** WRITTEN REQUEST **
Reproduce each line exactly. Skip none.

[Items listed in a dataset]
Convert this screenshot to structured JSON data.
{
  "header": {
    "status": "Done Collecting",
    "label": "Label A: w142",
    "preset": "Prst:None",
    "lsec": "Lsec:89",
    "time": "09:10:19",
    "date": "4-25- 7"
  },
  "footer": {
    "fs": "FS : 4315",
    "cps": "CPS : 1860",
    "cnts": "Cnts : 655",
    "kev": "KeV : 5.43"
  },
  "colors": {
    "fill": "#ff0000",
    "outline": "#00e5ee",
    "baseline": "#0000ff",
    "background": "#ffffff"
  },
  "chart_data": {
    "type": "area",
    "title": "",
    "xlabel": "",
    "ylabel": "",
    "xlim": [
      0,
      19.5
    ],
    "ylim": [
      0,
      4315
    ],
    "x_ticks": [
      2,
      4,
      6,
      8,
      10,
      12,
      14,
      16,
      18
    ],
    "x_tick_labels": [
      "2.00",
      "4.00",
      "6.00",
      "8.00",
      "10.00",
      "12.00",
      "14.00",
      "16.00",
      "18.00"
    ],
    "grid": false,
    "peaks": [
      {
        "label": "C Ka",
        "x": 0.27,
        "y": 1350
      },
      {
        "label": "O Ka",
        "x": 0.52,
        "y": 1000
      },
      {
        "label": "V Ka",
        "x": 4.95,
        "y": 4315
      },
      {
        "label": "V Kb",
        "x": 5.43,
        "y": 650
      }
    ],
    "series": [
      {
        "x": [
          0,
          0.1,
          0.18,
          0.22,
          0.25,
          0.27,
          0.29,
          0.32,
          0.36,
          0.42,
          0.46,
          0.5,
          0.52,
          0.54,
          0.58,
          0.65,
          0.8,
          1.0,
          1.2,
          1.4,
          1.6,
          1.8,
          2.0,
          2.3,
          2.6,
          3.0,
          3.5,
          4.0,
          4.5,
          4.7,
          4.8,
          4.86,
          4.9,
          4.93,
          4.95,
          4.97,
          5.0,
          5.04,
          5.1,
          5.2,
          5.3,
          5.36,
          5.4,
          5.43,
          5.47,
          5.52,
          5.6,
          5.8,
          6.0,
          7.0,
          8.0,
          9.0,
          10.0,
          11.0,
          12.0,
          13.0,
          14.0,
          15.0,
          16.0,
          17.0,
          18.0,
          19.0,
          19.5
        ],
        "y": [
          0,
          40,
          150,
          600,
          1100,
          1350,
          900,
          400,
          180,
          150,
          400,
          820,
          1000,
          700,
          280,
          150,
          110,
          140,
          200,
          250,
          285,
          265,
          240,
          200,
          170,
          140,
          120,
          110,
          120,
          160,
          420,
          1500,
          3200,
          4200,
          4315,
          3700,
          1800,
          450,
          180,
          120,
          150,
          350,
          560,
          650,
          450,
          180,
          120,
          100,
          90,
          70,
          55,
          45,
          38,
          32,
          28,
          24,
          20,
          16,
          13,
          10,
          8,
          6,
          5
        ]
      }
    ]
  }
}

** ANSWER **
Convert this screenshot to structured JSON data.
{
  "header": {
    "status": "Done Collecting",
    "label": "Label A: w142",
    "preset": "Prst:None",
    "lsec": "Lsec:89",
    "time": "09:10:19",
    "date": "4-25- 7"
  },
  "footer": {
    "fs": "FS : 4315",
    "cps": "CPS : 1860",
    "cnts": "Cnts : 655",
    "kev": "KeV : 5.43"
  },
  "colors": {
    "fill": "#ff0000",
    "outline": "#00e5ee",
    "baseline": "#0000ff",
    "background": "#ffffff"
  },
  "chart_data": {
    "type": "area",
    "title": "",
    "xlabel": "",
    "ylabel": "",
    "xlim": [
      0,
      19.5
    ],
    "ylim": [
      0,
      4315
    ],
    "x_ticks": [
      2,
      4,
      6,
      8,
      10,
      12,
      14,
      16,
      18
    ],
    "x_tick_labels": [
      "2.00",
      "4.00",
      "6.00",
      "8.00",
      "10.00",
      "12.00",
      "14.00",
      "16.00",
      "18.00"
    ],
    "grid": false,
    "peaks": [
      {
        "label": "C Ka",
        "x": 0.27,
        "y": 1350
      },
      {
        "label": "O Ka",
        "x": 0.52,
        "y": 1000
      },
      {
        "label": "V Ka",
        "x": 4.95,
        "y": 4315
      },
      {
        "label": "V Kb",
        "x": 5.43,
        "y": 650
      }
    ],
    "series": [
      {
        "x": [
          0,
          0.1,
          0.18,
          0.22,
          0.25,
          0.27,
          0.29,
          0.32,
          0.36,
          0.42,
          0.46,
          0.5,
          0.52,
          0.54,
          0.58,
          0.65,
          0.8,
          1.0,
          1.2,
          1.4,
          1.6,
          1.8,
          2.0,
          2.3,
          2.6,
          3.0,
          3.5,
          4.0,
          4.5,
          4.7,
          4.8,
          4.86,
          4.9,
          4.93,
          4.95,
          4.97,
          5.0,
          5.04,
          5.1,
          5.2,
          5.3,
          5.36,
          5.4,
          5.43,
          5.47,
          5.52,
          5.6,
          5.8,
          6.0,
          7.0,
          8.0,
          9.0,
          10.0,
          11.0,
          12.0,
          13.0,
          14.0,
          15.0,
          16.0,
          17.0,
          18.0,
          19.0,
          19.5
        ],
        "y": [
          0,
          40,
          150,
          600,
          1100,
          1350,
          900,
          400,
          180,
          150,
          400,
          820,
          1000,
          700,
          280,
          150,
          110,
          140,
          200,
          250,
          285,
          265,
          240,
          200,
          170,
          140,
          120,
          110,
          120,
          160,
          420,
          1500,
          3200,
          4200,
          4315,
          3700,
          1800,
          450,
          180,
          120,
          150,
          350,
          560,
          650,
          450,
          180,
          120,
          100,
          90,
          70,
          55,
          45,
          38,
          32,
          28,
          24,
          20,
          16,
          13,
          10,
          8,
          6,
          5
        ]
      }
    ]
  }
}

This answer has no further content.